◆ Exercise
Format the material below as a JSON list of strings, with one string for each line and no entries for blank lines.

(Records from a data source)

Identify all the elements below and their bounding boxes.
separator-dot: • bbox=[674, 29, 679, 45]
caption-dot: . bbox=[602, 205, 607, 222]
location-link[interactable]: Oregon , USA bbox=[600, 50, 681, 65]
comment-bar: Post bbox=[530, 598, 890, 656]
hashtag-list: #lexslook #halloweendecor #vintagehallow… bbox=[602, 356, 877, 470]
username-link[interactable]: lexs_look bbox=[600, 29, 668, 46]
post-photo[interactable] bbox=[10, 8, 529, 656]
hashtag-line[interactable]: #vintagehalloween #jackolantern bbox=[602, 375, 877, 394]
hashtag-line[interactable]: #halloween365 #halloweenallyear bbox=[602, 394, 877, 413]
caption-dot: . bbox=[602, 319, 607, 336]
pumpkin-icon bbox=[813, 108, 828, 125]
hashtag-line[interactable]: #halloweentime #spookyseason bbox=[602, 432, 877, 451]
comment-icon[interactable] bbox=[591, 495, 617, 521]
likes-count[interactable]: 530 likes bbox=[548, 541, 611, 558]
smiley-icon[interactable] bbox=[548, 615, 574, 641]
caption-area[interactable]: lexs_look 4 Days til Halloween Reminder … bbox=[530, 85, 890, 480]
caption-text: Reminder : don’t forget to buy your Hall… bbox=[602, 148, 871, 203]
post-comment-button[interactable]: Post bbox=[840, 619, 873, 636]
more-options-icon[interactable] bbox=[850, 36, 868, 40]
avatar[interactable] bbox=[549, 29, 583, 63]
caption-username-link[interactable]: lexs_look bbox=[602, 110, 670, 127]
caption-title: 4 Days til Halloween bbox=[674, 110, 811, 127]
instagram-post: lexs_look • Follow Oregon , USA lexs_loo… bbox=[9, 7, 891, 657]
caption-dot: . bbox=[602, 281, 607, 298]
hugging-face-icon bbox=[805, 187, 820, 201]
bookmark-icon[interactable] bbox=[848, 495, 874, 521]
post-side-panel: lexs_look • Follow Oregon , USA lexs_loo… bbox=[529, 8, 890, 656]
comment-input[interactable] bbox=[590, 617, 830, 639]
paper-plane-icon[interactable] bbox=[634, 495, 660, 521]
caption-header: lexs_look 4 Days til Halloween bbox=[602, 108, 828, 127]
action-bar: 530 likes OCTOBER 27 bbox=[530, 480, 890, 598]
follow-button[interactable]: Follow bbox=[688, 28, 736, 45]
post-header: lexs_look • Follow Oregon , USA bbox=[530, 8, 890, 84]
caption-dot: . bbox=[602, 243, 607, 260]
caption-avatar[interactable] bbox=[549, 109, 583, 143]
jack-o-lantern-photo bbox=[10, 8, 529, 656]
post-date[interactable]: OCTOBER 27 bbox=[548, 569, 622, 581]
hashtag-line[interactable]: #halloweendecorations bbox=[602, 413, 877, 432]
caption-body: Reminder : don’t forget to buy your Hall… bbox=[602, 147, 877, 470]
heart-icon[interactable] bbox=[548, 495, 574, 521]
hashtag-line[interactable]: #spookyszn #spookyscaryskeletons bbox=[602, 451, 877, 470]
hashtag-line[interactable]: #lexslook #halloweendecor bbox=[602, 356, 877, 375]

◆ Solution
[
  "Identify all the elements below and their bounding boxes.",
  "separator-dot: • bbox=[674, 29, 679, 45]",
  "caption-dot: . bbox=[602, 205, 607, 222]",
  "location-link[interactable]: Oregon , USA bbox=[600, 50, 681, 65]",
  "comment-bar: Post bbox=[530, 598, 890, 656]",
  "hashtag-list: #lexslook #halloweendecor #vintagehallow… bbox=[602, 356, 877, 470]",
  "username-link[interactable]: lexs_look bbox=[600, 29, 668, 46]",
  "post-photo[interactable] bbox=[10, 8, 529, 656]",
  "hashtag-line[interactable]: #vintagehalloween #jackolantern bbox=[602, 375, 877, 394]",
  "hashtag-line[interactable]: #halloween365 #halloweenallyear bbox=[602, 394, 877, 413]",
  "caption-dot: . bbox=[602, 319, 607, 336]",
  "pumpkin-icon bbox=[813, 108, 828, 125]",
  "hashtag-line[interactable]: #halloweentime #spookyseason bbox=[602, 432, 877, 451]",
  "comment-icon[interactable] bbox=[591, 495, 617, 521]",
  "likes-count[interactable]: 530 likes bbox=[548, 541, 611, 558]",
  "smiley-icon[interactable] bbox=[548, 615, 574, 641]",
  "caption-area[interactable]: lexs_look 4 Days til Halloween Reminder … bbox=[530, 85, 890, 480]",
  "caption-text: Reminder : don’t forget to buy your Hall… bbox=[602, 148, 871, 203]",
  "post-comment-button[interactable]: Post bbox=[840, 619, 873, 636]",
  "more-options-icon[interactable] bbox=[850, 36, 868, 40]",
  "avatar[interactable] bbox=[549, 29, 583, 63]",
  "caption-username-link[interactable]: lexs_look bbox=[602, 110, 670, 127]",
  "caption-title: 4 Days til Halloween bbox=[674, 110, 811, 127]",
  "instagram-post: lexs_look • Follow Oregon , USA lexs_loo… bbox=[9, 7, 891, 657]",
  "caption-dot: . bbox=[602, 281, 607, 298]",
  "hugging-face-icon bbox=[805, 187, 820, 201]",
  "bookmark-icon[interactable] bbox=[848, 495, 874, 521]",
  "post-side-panel: lexs_look • Follow Oregon , USA lexs_loo… bbox=[529, 8, 890, 656]",
  "comment-input[interactable] bbox=[590, 617, 830, 639]",
  "paper-plane-icon[interactable] bbox=[634, 495, 660, 521]",
  "caption-header: lexs_look 4 Days til Halloween bbox=[602, 108, 828, 127]",
  "action-bar: 530 likes OCTOBER 27 bbox=[530, 480, 890, 598]",
  "follow-button[interactable]: Follow bbox=[688, 28, 736, 45]",
  "post-header: lexs_look • Follow Oregon , USA bbox=[530, 8, 890, 84]",
  "caption-dot: . bbox=[602, 243, 607, 260]",
  "caption-avatar[interactable] bbox=[549, 109, 583, 143]",
  "jack-o-lantern-photo bbox=[10, 8, 529, 656]",
  "post-date[interactable]: OCTOBER 27 bbox=[548, 569, 622, 581]",
  "hashtag-line[interactable]: #halloweendecorations bbox=[602, 413, 877, 432]",
  "caption-body: Reminder : don’t forget to buy your Hall… bbox=[602, 147, 877, 470]",
  "heart-icon[interactable] bbox=[548, 495, 574, 521]",
  "hashtag-line[interactable]: #spookyszn #spookyscaryskeletons bbox=[602, 451, 877, 470]",
  "hashtag-line[interactable]: #lexslook #halloweendecor bbox=[602, 356, 877, 375]"
]